§ **REQUEST**: Every line that contains "JSON" counts once; give the total number of such lines, with no other words.

§ **DATA LISTING**:
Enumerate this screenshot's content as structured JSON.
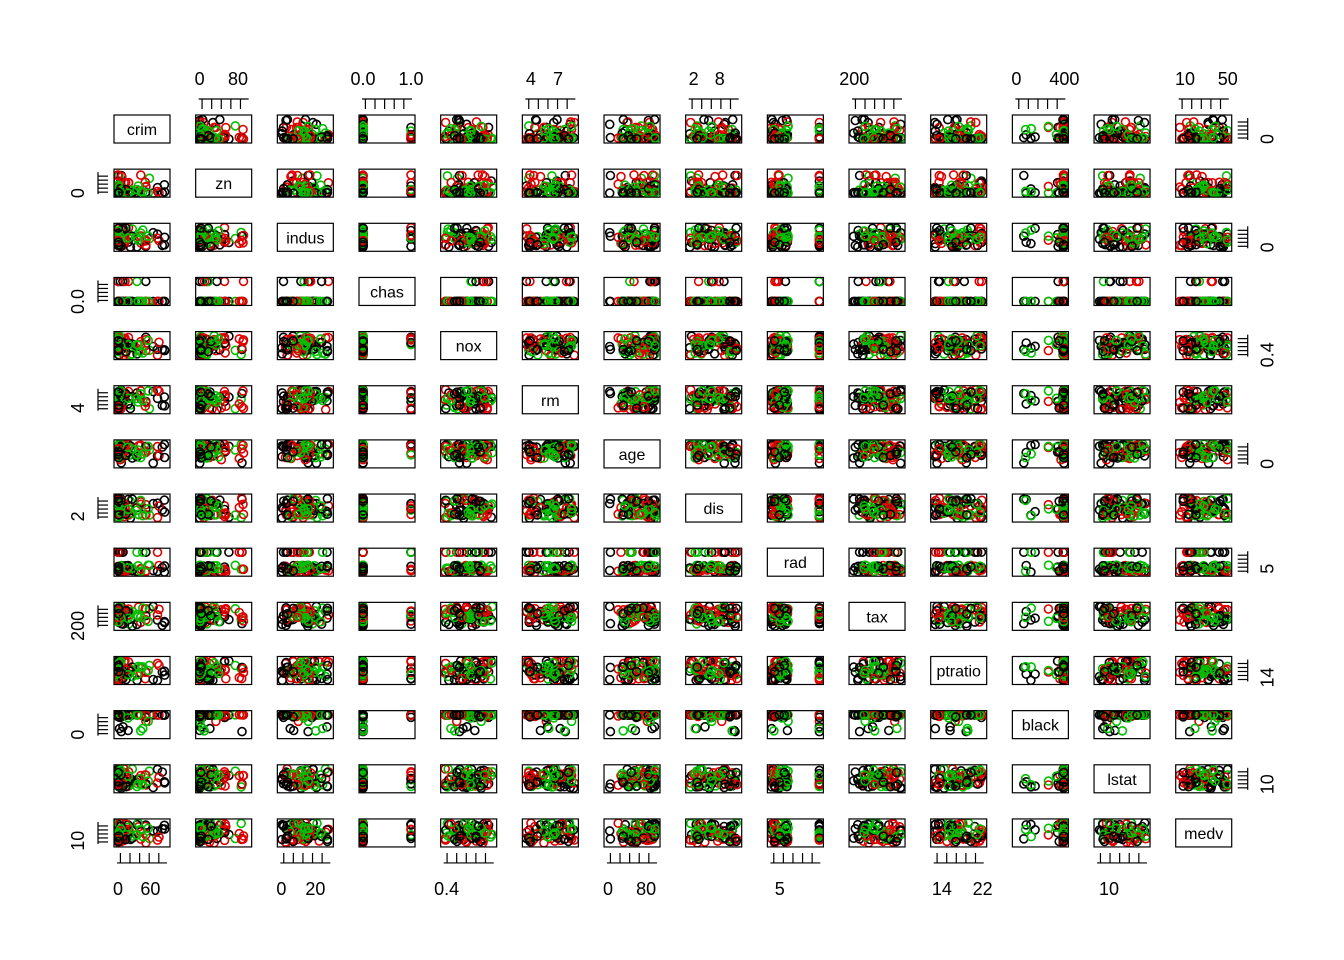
{
  "chart_data": {
    "type": "scatter",
    "variables": [
      "crim",
      "zn",
      "indus",
      "chas",
      "nox",
      "rm",
      "age",
      "dis",
      "rad",
      "tax",
      "ptratio",
      "black",
      "lstat",
      "medv"
    ],
    "colors": [
      "#000000",
      "#DF0000",
      "#00C000"
    ],
    "ranges": {
      "crim": [
        0,
        89
      ],
      "zn": [
        0,
        100
      ],
      "indus": [
        0.5,
        28
      ],
      "chas": [
        0,
        1
      ],
      "nox": [
        0.38,
        0.88
      ],
      "rm": [
        3.5,
        8.8
      ],
      "age": [
        3,
        100
      ],
      "dis": [
        1.1,
        12.1
      ],
      "rad": [
        1,
        24
      ],
      "tax": [
        187,
        711
      ],
      "ptratio": [
        12.6,
        22
      ],
      "black": [
        0,
        397
      ],
      "lstat": [
        1.7,
        38
      ],
      "medv": [
        5,
        50
      ]
    },
    "axis_ticks": {
      "top": [
        {
          "var": "zn",
          "labels": [
            "0",
            "80"
          ]
        },
        {
          "var": "chas",
          "labels": [
            "0.0",
            "1.0"
          ]
        },
        {
          "var": "rm",
          "labels": [
            "4",
            "7"
          ]
        },
        {
          "var": "dis",
          "labels": [
            "2",
            "8"
          ]
        },
        {
          "var": "tax",
          "labels": [
            "200"
          ]
        },
        {
          "var": "black",
          "labels": [
            "0",
            "400"
          ]
        },
        {
          "var": "medv",
          "labels": [
            "10",
            "50"
          ]
        }
      ],
      "bottom": [
        {
          "var": "crim",
          "labels": [
            "0",
            "60"
          ]
        },
        {
          "var": "indus",
          "labels": [
            "0",
            "20"
          ]
        },
        {
          "var": "nox",
          "labels": [
            "0.4"
          ]
        },
        {
          "var": "age",
          "labels": [
            "0",
            "80"
          ]
        },
        {
          "var": "rad",
          "labels": [
            "5"
          ]
        },
        {
          "var": "ptratio",
          "labels": [
            "14",
            "22"
          ]
        },
        {
          "var": "lstat",
          "labels": [
            "10"
          ]
        }
      ],
      "left": [
        {
          "var": "zn",
          "labels": [
            "0"
          ]
        },
        {
          "var": "chas",
          "labels": [
            "0.0"
          ]
        },
        {
          "var": "rm",
          "labels": [
            "4"
          ]
        },
        {
          "var": "dis",
          "labels": [
            "2"
          ]
        },
        {
          "var": "tax",
          "labels": [
            "200"
          ]
        },
        {
          "var": "black",
          "labels": [
            "0"
          ]
        },
        {
          "var": "medv",
          "labels": [
            "10"
          ]
        }
      ],
      "right": [
        {
          "var": "crim",
          "labels": [
            "0"
          ]
        },
        {
          "var": "indus",
          "labels": [
            "0"
          ]
        },
        {
          "var": "nox",
          "labels": [
            "0.4"
          ]
        },
        {
          "var": "age",
          "labels": [
            "0"
          ]
        },
        {
          "var": "rad",
          "labels": [
            "5"
          ]
        },
        {
          "var": "ptratio",
          "labels": [
            "14"
          ]
        },
        {
          "var": "lstat",
          "labels": [
            "10"
          ]
        }
      ]
    }
  }
}
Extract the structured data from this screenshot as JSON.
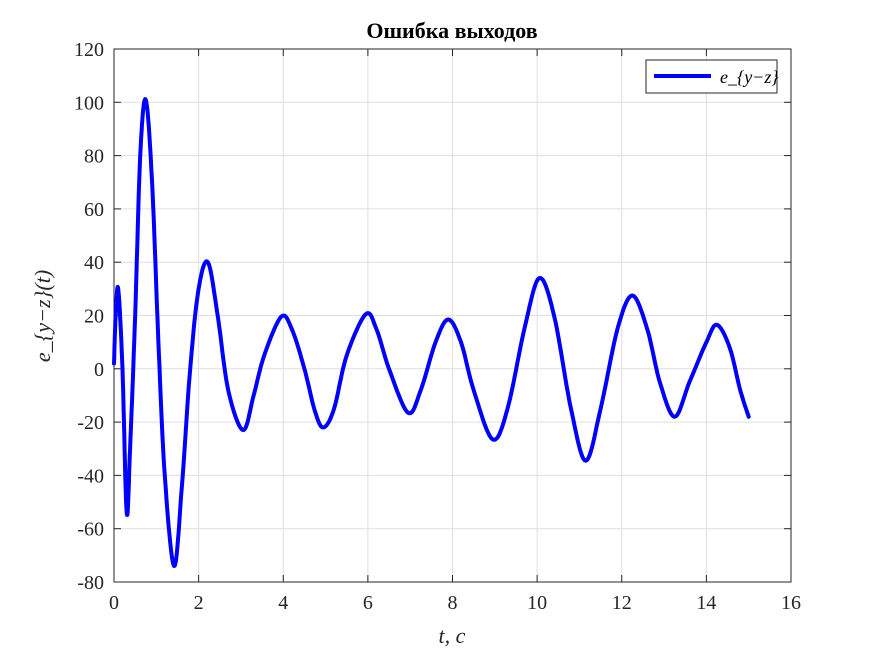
{
  "chart_data": {
    "type": "line",
    "title": "Ошибка выходов",
    "xlabel": "t, c",
    "ylabel": "e_{y−z}(t)",
    "xlim": [
      0,
      16
    ],
    "ylim": [
      -80,
      120
    ],
    "xticks": [
      "0",
      "2",
      "4",
      "6",
      "8",
      "10",
      "12",
      "14",
      "16"
    ],
    "yticks": [
      "-80",
      "-60",
      "-40",
      "-20",
      "0",
      "20",
      "40",
      "60",
      "80",
      "100",
      "120"
    ],
    "grid": true,
    "legend_position": "top-right",
    "series": [
      {
        "name": "e_{y−z}",
        "color": "#0000ff",
        "points": [
          [
            0.0,
            2
          ],
          [
            0.04,
            20
          ],
          [
            0.1,
            30
          ],
          [
            0.2,
            0
          ],
          [
            0.3,
            -54
          ],
          [
            0.38,
            -30
          ],
          [
            0.5,
            20
          ],
          [
            0.62,
            80
          ],
          [
            0.75,
            101
          ],
          [
            0.9,
            70
          ],
          [
            1.05,
            10
          ],
          [
            1.2,
            -40
          ],
          [
            1.42,
            -74
          ],
          [
            1.6,
            -45
          ],
          [
            1.8,
            0
          ],
          [
            2.0,
            30
          ],
          [
            2.22,
            40
          ],
          [
            2.45,
            20
          ],
          [
            2.7,
            -8
          ],
          [
            3.05,
            -23
          ],
          [
            3.3,
            -10
          ],
          [
            3.55,
            5
          ],
          [
            3.95,
            19.5
          ],
          [
            4.2,
            15
          ],
          [
            4.5,
            0
          ],
          [
            4.75,
            -16
          ],
          [
            4.95,
            -22
          ],
          [
            5.2,
            -15
          ],
          [
            5.5,
            5
          ],
          [
            5.95,
            20.5
          ],
          [
            6.2,
            15
          ],
          [
            6.5,
            0
          ],
          [
            6.95,
            -16.5
          ],
          [
            7.25,
            -8
          ],
          [
            7.6,
            10
          ],
          [
            7.9,
            18.5
          ],
          [
            8.2,
            10
          ],
          [
            8.5,
            -8
          ],
          [
            8.95,
            -26.5
          ],
          [
            9.3,
            -15
          ],
          [
            9.7,
            15
          ],
          [
            10.05,
            34
          ],
          [
            10.4,
            20
          ],
          [
            10.8,
            -15
          ],
          [
            11.15,
            -34.5
          ],
          [
            11.5,
            -15
          ],
          [
            11.9,
            15
          ],
          [
            12.25,
            27.5
          ],
          [
            12.6,
            15
          ],
          [
            12.9,
            -5
          ],
          [
            13.25,
            -18
          ],
          [
            13.6,
            -5
          ],
          [
            14.0,
            10
          ],
          [
            14.25,
            16.5
          ],
          [
            14.55,
            8
          ],
          [
            14.8,
            -8
          ],
          [
            15.0,
            -18
          ]
        ]
      }
    ]
  }
}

§ **ANSWER TO THIS TASK**: 2